-- YOUR INSTRUCTIONS --
Please edit the lines below by replacing every "series-exp-point" with "data-point", leaving all else unchanged.

- - - - -

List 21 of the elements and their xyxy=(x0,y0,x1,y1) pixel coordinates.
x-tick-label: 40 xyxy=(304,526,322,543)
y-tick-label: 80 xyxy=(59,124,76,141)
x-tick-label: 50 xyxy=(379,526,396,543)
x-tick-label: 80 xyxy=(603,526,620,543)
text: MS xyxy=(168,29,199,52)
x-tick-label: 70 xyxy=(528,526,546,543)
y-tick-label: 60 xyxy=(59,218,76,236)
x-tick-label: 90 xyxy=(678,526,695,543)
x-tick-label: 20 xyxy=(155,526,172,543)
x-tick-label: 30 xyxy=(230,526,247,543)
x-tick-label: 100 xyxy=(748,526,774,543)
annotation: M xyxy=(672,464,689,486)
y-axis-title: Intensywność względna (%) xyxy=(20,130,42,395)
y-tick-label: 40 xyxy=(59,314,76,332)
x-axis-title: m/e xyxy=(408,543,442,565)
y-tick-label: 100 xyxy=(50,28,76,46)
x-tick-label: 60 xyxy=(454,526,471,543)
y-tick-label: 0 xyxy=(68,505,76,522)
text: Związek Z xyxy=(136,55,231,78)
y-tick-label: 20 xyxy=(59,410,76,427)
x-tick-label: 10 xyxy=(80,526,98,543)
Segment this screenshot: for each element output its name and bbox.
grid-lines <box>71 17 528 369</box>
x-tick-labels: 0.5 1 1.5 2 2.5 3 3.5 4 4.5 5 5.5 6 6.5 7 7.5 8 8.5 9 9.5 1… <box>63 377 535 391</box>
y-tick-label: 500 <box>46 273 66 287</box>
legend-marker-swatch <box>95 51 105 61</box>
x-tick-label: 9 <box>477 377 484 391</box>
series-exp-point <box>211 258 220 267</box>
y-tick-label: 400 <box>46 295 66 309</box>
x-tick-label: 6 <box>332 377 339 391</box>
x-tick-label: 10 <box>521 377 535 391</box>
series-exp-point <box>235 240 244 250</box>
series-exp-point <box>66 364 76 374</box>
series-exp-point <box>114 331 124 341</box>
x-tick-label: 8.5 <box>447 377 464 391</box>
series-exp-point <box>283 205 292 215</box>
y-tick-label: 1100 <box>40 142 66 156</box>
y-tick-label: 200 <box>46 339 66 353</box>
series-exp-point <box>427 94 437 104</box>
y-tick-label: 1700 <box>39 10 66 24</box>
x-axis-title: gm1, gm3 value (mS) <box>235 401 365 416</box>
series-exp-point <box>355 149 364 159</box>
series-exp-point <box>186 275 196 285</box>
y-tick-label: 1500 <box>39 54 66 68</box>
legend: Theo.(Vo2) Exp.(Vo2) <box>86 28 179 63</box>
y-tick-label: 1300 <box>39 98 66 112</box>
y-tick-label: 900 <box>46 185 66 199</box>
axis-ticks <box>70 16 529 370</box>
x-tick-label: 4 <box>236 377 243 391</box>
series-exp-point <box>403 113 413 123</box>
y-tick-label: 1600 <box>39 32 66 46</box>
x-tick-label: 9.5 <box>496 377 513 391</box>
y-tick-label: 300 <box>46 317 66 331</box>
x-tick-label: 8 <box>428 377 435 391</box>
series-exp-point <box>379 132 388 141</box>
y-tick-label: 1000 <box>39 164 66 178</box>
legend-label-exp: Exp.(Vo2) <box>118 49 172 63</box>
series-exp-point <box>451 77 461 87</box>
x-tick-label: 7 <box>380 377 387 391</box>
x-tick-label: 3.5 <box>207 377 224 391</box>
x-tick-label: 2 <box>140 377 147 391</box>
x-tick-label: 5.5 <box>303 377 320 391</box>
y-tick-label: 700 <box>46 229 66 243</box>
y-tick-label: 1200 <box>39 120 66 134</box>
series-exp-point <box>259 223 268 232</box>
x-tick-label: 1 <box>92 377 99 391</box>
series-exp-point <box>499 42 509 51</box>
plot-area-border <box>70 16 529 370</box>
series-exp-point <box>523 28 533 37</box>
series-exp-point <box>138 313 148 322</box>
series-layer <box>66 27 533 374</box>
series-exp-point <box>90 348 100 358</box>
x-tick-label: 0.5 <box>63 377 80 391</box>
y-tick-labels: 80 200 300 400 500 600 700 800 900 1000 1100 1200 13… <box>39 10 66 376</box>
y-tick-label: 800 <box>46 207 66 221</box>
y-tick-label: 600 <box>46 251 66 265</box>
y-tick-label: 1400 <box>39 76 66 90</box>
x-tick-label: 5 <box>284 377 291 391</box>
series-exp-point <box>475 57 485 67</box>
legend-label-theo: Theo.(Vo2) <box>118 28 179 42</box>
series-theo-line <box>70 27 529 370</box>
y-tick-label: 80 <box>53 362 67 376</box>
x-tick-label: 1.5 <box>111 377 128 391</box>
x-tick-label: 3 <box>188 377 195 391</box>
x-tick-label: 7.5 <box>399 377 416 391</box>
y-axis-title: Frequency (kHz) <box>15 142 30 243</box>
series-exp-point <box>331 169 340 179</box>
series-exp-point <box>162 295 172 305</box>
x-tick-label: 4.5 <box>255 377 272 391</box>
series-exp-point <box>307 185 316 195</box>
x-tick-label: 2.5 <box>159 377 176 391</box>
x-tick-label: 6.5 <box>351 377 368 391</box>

- - - - -

-- COMPLETE OUTPUT --
List 21 of the elements and their xyxy=(x0,y0,x1,y1) pixel coordinates.
x-tick-label: 40 xyxy=(304,526,322,543)
y-tick-label: 80 xyxy=(59,124,76,141)
x-tick-label: 50 xyxy=(379,526,396,543)
x-tick-label: 80 xyxy=(603,526,620,543)
text: MS xyxy=(168,29,199,52)
x-tick-label: 70 xyxy=(528,526,546,543)
y-tick-label: 60 xyxy=(59,218,76,236)
x-tick-label: 90 xyxy=(678,526,695,543)
x-tick-label: 20 xyxy=(155,526,172,543)
x-tick-label: 30 xyxy=(230,526,247,543)
x-tick-label: 100 xyxy=(748,526,774,543)
annotation: M xyxy=(672,464,689,486)
y-axis-title: Intensywność względna (%) xyxy=(20,130,42,395)
y-tick-label: 40 xyxy=(59,314,76,332)
x-axis-title: m/e xyxy=(408,543,442,565)
y-tick-label: 100 xyxy=(50,28,76,46)
x-tick-label: 60 xyxy=(454,526,471,543)
y-tick-label: 0 xyxy=(68,505,76,522)
text: Związek Z xyxy=(136,55,231,78)
y-tick-label: 20 xyxy=(59,410,76,427)
x-tick-label: 10 xyxy=(80,526,98,543)
Segment this screenshot: for each element output its name and bbox.
grid-lines <box>71 17 528 369</box>
x-tick-labels: 0.5 1 1.5 2 2.5 3 3.5 4 4.5 5 5.5 6 6.5 7 7.5 8 8.5 9 9.5 1… <box>63 377 535 391</box>
y-tick-label: 500 <box>46 273 66 287</box>
legend-marker-swatch <box>95 51 105 61</box>
x-tick-label: 9 <box>477 377 484 391</box>
data-point <box>211 258 220 267</box>
y-tick-label: 400 <box>46 295 66 309</box>
x-tick-label: 6 <box>332 377 339 391</box>
x-tick-label: 10 <box>521 377 535 391</box>
data-point <box>235 240 244 250</box>
data-point <box>66 364 76 374</box>
data-point <box>114 331 124 341</box>
x-tick-label: 8.5 <box>447 377 464 391</box>
data-point <box>283 205 292 215</box>
y-tick-label: 1100 <box>40 142 66 156</box>
y-tick-label: 200 <box>46 339 66 353</box>
data-point <box>427 94 437 104</box>
y-tick-label: 1700 <box>39 10 66 24</box>
x-axis-title: gm1, gm3 value (mS) <box>235 401 365 416</box>
data-point <box>355 149 364 159</box>
data-point <box>186 275 196 285</box>
y-tick-label: 1500 <box>39 54 66 68</box>
legend: Theo.(Vo2) Exp.(Vo2) <box>86 28 179 63</box>
y-tick-label: 1300 <box>39 98 66 112</box>
y-tick-label: 900 <box>46 185 66 199</box>
axis-ticks <box>70 16 529 370</box>
x-tick-label: 4 <box>236 377 243 391</box>
data-point <box>403 113 413 123</box>
y-tick-label: 1600 <box>39 32 66 46</box>
x-tick-label: 9.5 <box>496 377 513 391</box>
y-tick-label: 300 <box>46 317 66 331</box>
x-tick-label: 8 <box>428 377 435 391</box>
data-point <box>379 132 388 141</box>
y-tick-label: 1000 <box>39 164 66 178</box>
legend-label-exp: Exp.(Vo2) <box>118 49 172 63</box>
data-point <box>451 77 461 87</box>
x-tick-label: 7 <box>380 377 387 391</box>
x-tick-label: 3.5 <box>207 377 224 391</box>
x-tick-label: 2 <box>140 377 147 391</box>
x-tick-label: 5.5 <box>303 377 320 391</box>
y-tick-label: 700 <box>46 229 66 243</box>
y-tick-label: 1200 <box>39 120 66 134</box>
data-point <box>259 223 268 232</box>
x-tick-label: 1 <box>92 377 99 391</box>
data-point <box>499 42 509 51</box>
plot-area-border <box>70 16 529 370</box>
data-point <box>523 28 533 37</box>
data-point <box>138 313 148 322</box>
series-layer <box>66 27 533 374</box>
data-point <box>90 348 100 358</box>
x-tick-label: 0.5 <box>63 377 80 391</box>
y-tick-labels: 80 200 300 400 500 600 700 800 900 1000 1100 1200 13… <box>39 10 66 376</box>
y-tick-label: 800 <box>46 207 66 221</box>
y-tick-label: 600 <box>46 251 66 265</box>
y-tick-label: 1400 <box>39 76 66 90</box>
x-tick-label: 5 <box>284 377 291 391</box>
data-point <box>475 57 485 67</box>
legend-label-theo: Theo.(Vo2) <box>118 28 179 42</box>
series-theo-line <box>70 27 529 370</box>
y-tick-label: 80 <box>53 362 67 376</box>
x-tick-label: 1.5 <box>111 377 128 391</box>
x-tick-label: 3 <box>188 377 195 391</box>
x-tick-label: 7.5 <box>399 377 416 391</box>
y-axis-title: Frequency (kHz) <box>15 142 30 243</box>
data-point <box>331 169 340 179</box>
data-point <box>162 295 172 305</box>
x-tick-label: 4.5 <box>255 377 272 391</box>
data-point <box>307 185 316 195</box>
x-tick-label: 2.5 <box>159 377 176 391</box>
x-tick-label: 6.5 <box>351 377 368 391</box>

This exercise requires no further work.